### Directive:
Reproduce every record below exactly as it appears.

### Data provided:
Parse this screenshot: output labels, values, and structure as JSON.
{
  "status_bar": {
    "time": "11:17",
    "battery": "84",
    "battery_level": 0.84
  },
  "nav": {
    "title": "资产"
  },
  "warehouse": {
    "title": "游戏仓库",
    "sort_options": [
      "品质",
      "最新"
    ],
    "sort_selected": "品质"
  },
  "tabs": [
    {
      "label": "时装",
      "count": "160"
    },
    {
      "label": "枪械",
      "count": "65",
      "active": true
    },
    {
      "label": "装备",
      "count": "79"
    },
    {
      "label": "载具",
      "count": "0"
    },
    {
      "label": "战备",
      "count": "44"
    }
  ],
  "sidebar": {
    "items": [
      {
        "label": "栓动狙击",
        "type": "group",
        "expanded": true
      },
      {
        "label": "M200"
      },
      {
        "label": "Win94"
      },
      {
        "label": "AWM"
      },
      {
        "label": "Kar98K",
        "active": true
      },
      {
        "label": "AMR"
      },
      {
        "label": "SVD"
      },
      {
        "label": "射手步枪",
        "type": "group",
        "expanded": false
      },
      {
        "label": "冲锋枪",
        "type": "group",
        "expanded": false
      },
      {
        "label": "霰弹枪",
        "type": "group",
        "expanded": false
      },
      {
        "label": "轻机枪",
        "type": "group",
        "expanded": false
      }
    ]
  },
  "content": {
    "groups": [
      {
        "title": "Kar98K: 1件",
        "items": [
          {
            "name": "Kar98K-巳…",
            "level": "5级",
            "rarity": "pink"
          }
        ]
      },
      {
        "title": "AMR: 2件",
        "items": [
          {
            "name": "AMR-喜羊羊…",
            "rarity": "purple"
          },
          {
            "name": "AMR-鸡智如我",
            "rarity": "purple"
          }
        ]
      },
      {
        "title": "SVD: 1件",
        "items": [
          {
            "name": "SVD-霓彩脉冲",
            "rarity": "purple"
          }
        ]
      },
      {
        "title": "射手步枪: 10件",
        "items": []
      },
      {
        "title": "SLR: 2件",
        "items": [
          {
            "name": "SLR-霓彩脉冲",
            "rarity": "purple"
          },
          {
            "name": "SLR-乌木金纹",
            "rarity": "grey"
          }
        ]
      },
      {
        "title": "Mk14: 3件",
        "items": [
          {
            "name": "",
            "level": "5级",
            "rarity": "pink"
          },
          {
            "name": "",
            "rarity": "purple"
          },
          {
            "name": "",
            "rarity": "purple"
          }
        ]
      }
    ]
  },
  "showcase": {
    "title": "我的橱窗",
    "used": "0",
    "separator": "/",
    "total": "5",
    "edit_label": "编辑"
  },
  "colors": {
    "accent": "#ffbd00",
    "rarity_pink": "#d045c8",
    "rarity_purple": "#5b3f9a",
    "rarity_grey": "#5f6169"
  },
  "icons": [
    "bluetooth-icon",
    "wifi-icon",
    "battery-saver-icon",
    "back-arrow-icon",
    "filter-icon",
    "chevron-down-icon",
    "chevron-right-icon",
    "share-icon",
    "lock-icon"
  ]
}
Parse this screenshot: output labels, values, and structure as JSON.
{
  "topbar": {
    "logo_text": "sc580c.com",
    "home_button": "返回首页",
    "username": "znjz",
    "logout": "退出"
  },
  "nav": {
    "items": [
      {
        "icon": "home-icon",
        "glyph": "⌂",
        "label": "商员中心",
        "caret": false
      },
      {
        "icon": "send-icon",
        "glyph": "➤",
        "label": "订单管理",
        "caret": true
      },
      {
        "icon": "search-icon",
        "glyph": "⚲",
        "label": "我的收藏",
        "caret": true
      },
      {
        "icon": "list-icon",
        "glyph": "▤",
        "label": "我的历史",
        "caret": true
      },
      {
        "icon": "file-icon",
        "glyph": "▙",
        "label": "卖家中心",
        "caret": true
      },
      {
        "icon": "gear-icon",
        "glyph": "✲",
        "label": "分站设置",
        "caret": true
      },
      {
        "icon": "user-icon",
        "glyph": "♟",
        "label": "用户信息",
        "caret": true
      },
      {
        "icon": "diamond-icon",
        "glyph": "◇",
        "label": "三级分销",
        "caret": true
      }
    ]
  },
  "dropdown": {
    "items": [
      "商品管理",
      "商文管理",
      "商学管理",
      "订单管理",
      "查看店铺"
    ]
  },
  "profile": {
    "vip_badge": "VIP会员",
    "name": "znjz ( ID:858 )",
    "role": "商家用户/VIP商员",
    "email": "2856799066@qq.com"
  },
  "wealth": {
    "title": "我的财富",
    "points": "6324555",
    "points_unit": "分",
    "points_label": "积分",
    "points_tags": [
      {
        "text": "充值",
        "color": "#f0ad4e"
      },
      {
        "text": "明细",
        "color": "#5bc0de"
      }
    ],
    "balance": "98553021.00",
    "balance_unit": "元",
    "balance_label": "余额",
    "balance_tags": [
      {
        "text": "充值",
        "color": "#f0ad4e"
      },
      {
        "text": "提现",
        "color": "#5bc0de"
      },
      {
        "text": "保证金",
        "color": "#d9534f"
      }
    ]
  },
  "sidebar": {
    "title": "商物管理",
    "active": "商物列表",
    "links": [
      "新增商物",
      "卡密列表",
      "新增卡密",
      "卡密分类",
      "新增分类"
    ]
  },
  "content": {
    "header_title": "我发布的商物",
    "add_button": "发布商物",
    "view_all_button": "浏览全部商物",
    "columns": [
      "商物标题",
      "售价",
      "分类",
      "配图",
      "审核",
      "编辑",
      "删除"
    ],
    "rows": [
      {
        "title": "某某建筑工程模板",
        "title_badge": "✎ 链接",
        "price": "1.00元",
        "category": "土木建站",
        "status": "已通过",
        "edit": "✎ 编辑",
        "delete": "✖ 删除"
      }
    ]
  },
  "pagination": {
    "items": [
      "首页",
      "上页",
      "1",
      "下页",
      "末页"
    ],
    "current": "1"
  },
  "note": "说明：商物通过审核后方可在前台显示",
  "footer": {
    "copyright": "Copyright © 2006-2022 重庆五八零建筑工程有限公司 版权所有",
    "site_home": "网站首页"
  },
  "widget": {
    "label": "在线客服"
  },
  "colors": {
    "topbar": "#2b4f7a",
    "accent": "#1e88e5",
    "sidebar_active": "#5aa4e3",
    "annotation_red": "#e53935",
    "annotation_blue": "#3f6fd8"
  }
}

### Problem solution:
Parse this screenshot: output labels, values, and structure as JSON.
{
  "status_bar": {
    "time": "11:17",
    "battery": "84",
    "battery_level": 0.84
  },
  "nav": {
    "title": "资产"
  },
  "warehouse": {
    "title": "游戏仓库",
    "sort_options": [
      "品质",
      "最新"
    ],
    "sort_selected": "品质"
  },
  "tabs": [
    {
      "label": "时装",
      "count": "160"
    },
    {
      "label": "枪械",
      "count": "65",
      "active": true
    },
    {
      "label": "装备",
      "count": "79"
    },
    {
      "label": "载具",
      "count": "0"
    },
    {
      "label": "战备",
      "count": "44"
    }
  ],
  "sidebar": {
    "items": [
      {
        "label": "栓动狙击",
        "type": "group",
        "expanded": true
      },
      {
        "label": "M200"
      },
      {
        "label": "Win94"
      },
      {
        "label": "AWM"
      },
      {
        "label": "Kar98K",
        "active": true
      },
      {
        "label": "AMR"
      },
      {
        "label": "SVD"
      },
      {
        "label": "射手步枪",
        "type": "group",
        "expanded": false
      },
      {
        "label": "冲锋枪",
        "type": "group",
        "expanded": false
      },
      {
        "label": "霰弹枪",
        "type": "group",
        "expanded": false
      },
      {
        "label": "轻机枪",
        "type": "group",
        "expanded": false
      }
    ]
  },
  "content": {
    "groups": [
      {
        "title": "Kar98K: 1件",
        "items": [
          {
            "name": "Kar98K-巳…",
            "level": "5级",
            "rarity": "pink"
          }
        ]
      },
      {
        "title": "AMR: 2件",
        "items": [
          {
            "name": "AMR-喜羊羊…",
            "rarity": "purple"
          },
          {
            "name": "AMR-鸡智如我",
            "rarity": "purple"
          }
        ]
      },
      {
        "title": "SVD: 1件",
        "items": [
          {
            "name": "SVD-霓彩脉冲",
            "rarity": "purple"
          }
        ]
      },
      {
        "title": "射手步枪: 10件",
        "items": []
      },
      {
        "title": "SLR: 2件",
        "items": [
          {
            "name": "SLR-霓彩脉冲",
            "rarity": "purple"
          },
          {
            "name": "SLR-乌木金纹",
            "rarity": "grey"
          }
        ]
      },
      {
        "title": "Mk14: 3件",
        "items": [
          {
            "name": "",
            "level": "5级",
            "rarity": "pink"
          },
          {
            "name": "",
            "rarity": "purple"
          },
          {
            "name": "",
            "rarity": "purple"
          }
        ]
      }
    ]
  },
  "showcase": {
    "title": "我的橱窗",
    "used": "0",
    "separator": "/",
    "total": "5",
    "edit_label": "编辑"
  },
  "colors": {
    "accent": "#ffbd00",
    "rarity_pink": "#d045c8",
    "rarity_purple": "#5b3f9a",
    "rarity_grey": "#5f6169"
  },
  "icons": [
    "bluetooth-icon",
    "wifi-icon",
    "battery-saver-icon",
    "back-arrow-icon",
    "filter-icon",
    "chevron-down-icon",
    "chevron-right-icon",
    "share-icon",
    "lock-icon"
  ]
}
Parse this screenshot: output labels, values, and structure as JSON.
{
  "topbar": {
    "logo_text": "sc580c.com",
    "home_button": "返回首页",
    "username": "znjz",
    "logout": "退出"
  },
  "nav": {
    "items": [
      {
        "icon": "home-icon",
        "glyph": "⌂",
        "label": "商员中心",
        "caret": false
      },
      {
        "icon": "send-icon",
        "glyph": "➤",
        "label": "订单管理",
        "caret": true
      },
      {
        "icon": "search-icon",
        "glyph": "⚲",
        "label": "我的收藏",
        "caret": true
      },
      {
        "icon": "list-icon",
        "glyph": "▤",
        "label": "我的历史",
        "caret": true
      },
      {
        "icon": "file-icon",
        "glyph": "▙",
        "label": "卖家中心",
        "caret": true
      },
      {
        "icon": "gear-icon",
        "glyph": "✲",
        "label": "分站设置",
        "caret": true
      },
      {
        "icon": "user-icon",
        "glyph": "♟",
        "label": "用户信息",
        "caret": true
      },
      {
        "icon": "diamond-icon",
        "glyph": "◇",
        "label": "三级分销",
        "caret": true
      }
    ]
  },
  "dropdown": {
    "items": [
      "商品管理",
      "商文管理",
      "商学管理",
      "订单管理",
      "查看店铺"
    ]
  },
  "profile": {
    "vip_badge": "VIP会员",
    "name": "znjz ( ID:858 )",
    "role": "商家用户/VIP商员",
    "email": "2856799066@qq.com"
  },
  "wealth": {
    "title": "我的财富",
    "points": "6324555",
    "points_unit": "分",
    "points_label": "积分",
    "points_tags": [
      {
        "text": "充值",
        "color": "#f0ad4e"
      },
      {
        "text": "明细",
        "color": "#5bc0de"
      }
    ],
    "balance": "98553021.00",
    "balance_unit": "元",
    "balance_label": "余额",
    "balance_tags": [
      {
        "text": "充值",
        "color": "#f0ad4e"
      },
      {
        "text": "提现",
        "color": "#5bc0de"
      },
      {
        "text": "保证金",
        "color": "#d9534f"
      }
    ]
  },
  "sidebar": {
    "title": "商物管理",
    "active": "商物列表",
    "links": [
      "新增商物",
      "卡密列表",
      "新增卡密",
      "卡密分类",
      "新增分类"
    ]
  },
  "content": {
    "header_title": "我发布的商物",
    "add_button": "发布商物",
    "view_all_button": "浏览全部商物",
    "columns": [
      "商物标题",
      "售价",
      "分类",
      "配图",
      "审核",
      "编辑",
      "删除"
    ],
    "rows": [
      {
        "title": "某某建筑工程模板",
        "title_badge": "✎ 链接",
        "price": "1.00元",
        "category": "土木建站",
        "status": "已通过",
        "edit": "✎ 编辑",
        "delete": "✖ 删除"
      }
    ]
  },
  "pagination": {
    "items": [
      "首页",
      "上页",
      "1",
      "下页",
      "末页"
    ],
    "current": "1"
  },
  "note": "说明：商物通过审核后方可在前台显示",
  "footer": {
    "copyright": "Copyright © 2006-2022 重庆五八零建筑工程有限公司 版权所有",
    "site_home": "网站首页"
  },
  "widget": {
    "label": "在线客服"
  },
  "colors": {
    "topbar": "#2b4f7a",
    "accent": "#1e88e5",
    "sidebar_active": "#5aa4e3",
    "annotation_red": "#e53935",
    "annotation_blue": "#3f6fd8"
  }
}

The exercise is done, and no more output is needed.